Copy every record word for word.

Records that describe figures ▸
— Begin —

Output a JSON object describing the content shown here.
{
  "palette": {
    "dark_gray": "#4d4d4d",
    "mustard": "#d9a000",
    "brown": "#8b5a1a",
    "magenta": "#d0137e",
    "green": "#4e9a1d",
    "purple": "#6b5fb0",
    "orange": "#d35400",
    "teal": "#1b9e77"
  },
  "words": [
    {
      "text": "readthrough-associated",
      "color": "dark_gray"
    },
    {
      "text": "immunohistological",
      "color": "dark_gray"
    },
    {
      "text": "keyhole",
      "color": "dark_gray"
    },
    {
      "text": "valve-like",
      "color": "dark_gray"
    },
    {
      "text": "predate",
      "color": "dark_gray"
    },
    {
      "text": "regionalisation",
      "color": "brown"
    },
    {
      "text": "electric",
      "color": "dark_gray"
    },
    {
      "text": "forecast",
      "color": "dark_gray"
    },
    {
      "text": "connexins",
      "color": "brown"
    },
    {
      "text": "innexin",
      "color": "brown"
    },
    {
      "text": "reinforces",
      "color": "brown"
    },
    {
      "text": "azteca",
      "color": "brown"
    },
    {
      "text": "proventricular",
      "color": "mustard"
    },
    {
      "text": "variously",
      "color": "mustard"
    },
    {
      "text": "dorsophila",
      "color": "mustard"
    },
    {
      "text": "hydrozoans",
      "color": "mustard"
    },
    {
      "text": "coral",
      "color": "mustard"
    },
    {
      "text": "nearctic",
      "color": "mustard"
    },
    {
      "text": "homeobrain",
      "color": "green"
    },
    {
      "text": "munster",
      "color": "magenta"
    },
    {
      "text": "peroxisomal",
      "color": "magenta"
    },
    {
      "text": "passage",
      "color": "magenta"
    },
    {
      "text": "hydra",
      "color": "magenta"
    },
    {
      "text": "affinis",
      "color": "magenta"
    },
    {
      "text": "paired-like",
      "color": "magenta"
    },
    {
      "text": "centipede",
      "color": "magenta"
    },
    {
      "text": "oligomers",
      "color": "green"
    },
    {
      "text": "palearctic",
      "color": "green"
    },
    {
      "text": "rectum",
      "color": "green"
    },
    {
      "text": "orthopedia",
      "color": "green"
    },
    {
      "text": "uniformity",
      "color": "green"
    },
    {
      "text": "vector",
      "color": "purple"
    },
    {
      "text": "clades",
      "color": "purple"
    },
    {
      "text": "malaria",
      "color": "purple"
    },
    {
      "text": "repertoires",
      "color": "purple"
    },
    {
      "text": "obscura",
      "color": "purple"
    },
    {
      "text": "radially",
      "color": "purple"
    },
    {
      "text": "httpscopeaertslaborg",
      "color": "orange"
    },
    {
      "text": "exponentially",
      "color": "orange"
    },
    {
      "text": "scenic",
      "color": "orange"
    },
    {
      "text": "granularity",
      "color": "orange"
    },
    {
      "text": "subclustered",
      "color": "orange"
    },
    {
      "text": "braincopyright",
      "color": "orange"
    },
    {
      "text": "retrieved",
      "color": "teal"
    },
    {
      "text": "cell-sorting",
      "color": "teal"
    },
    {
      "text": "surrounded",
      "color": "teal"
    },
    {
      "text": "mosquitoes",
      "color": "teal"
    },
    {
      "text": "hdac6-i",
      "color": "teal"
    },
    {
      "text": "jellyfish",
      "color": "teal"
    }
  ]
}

— End —

Response to this task ▸
Output a JSON object describing the content shown here.
{
  "palette": {
    "dark_gray": "#4d4d4d",
    "mustard": "#d9a000",
    "brown": "#8b5a1a",
    "magenta": "#d0137e",
    "green": "#4e9a1d",
    "purple": "#6b5fb0",
    "orange": "#d35400",
    "teal": "#1b9e77"
  },
  "words": [
    {
      "text": "readthrough-associated",
      "color": "dark_gray"
    },
    {
      "text": "immunohistological",
      "color": "dark_gray"
    },
    {
      "text": "keyhole",
      "color": "dark_gray"
    },
    {
      "text": "valve-like",
      "color": "dark_gray"
    },
    {
      "text": "predate",
      "color": "dark_gray"
    },
    {
      "text": "regionalisation",
      "color": "brown"
    },
    {
      "text": "electric",
      "color": "dark_gray"
    },
    {
      "text": "forecast",
      "color": "dark_gray"
    },
    {
      "text": "connexins",
      "color": "brown"
    },
    {
      "text": "innexin",
      "color": "brown"
    },
    {
      "text": "reinforces",
      "color": "brown"
    },
    {
      "text": "azteca",
      "color": "brown"
    },
    {
      "text": "proventricular",
      "color": "mustard"
    },
    {
      "text": "variously",
      "color": "mustard"
    },
    {
      "text": "dorsophila",
      "color": "mustard"
    },
    {
      "text": "hydrozoans",
      "color": "mustard"
    },
    {
      "text": "coral",
      "color": "mustard"
    },
    {
      "text": "nearctic",
      "color": "mustard"
    },
    {
      "text": "homeobrain",
      "color": "green"
    },
    {
      "text": "munster",
      "color": "magenta"
    },
    {
      "text": "peroxisomal",
      "color": "magenta"
    },
    {
      "text": "passage",
      "color": "magenta"
    },
    {
      "text": "hydra",
      "color": "magenta"
    },
    {
      "text": "affinis",
      "color": "magenta"
    },
    {
      "text": "paired-like",
      "color": "magenta"
    },
    {
      "text": "centipede",
      "color": "magenta"
    },
    {
      "text": "oligomers",
      "color": "green"
    },
    {
      "text": "palearctic",
      "color": "green"
    },
    {
      "text": "rectum",
      "color": "green"
    },
    {
      "text": "orthopedia",
      "color": "green"
    },
    {
      "text": "uniformity",
      "color": "green"
    },
    {
      "text": "vector",
      "color": "purple"
    },
    {
      "text": "clades",
      "color": "purple"
    },
    {
      "text": "malaria",
      "color": "purple"
    },
    {
      "text": "repertoires",
      "color": "purple"
    },
    {
      "text": "obscura",
      "color": "purple"
    },
    {
      "text": "radially",
      "color": "purple"
    },
    {
      "text": "httpscopeaertslaborg",
      "color": "orange"
    },
    {
      "text": "exponentially",
      "color": "orange"
    },
    {
      "text": "scenic",
      "color": "orange"
    },
    {
      "text": "granularity",
      "color": "orange"
    },
    {
      "text": "subclustered",
      "color": "orange"
    },
    {
      "text": "braincopyright",
      "color": "orange"
    },
    {
      "text": "retrieved",
      "color": "teal"
    },
    {
      "text": "cell-sorting",
      "color": "teal"
    },
    {
      "text": "surrounded",
      "color": "teal"
    },
    {
      "text": "mosquitoes",
      "color": "teal"
    },
    {
      "text": "hdac6-i",
      "color": "teal"
    },
    {
      "text": "jellyfish",
      "color": "teal"
    }
  ]
}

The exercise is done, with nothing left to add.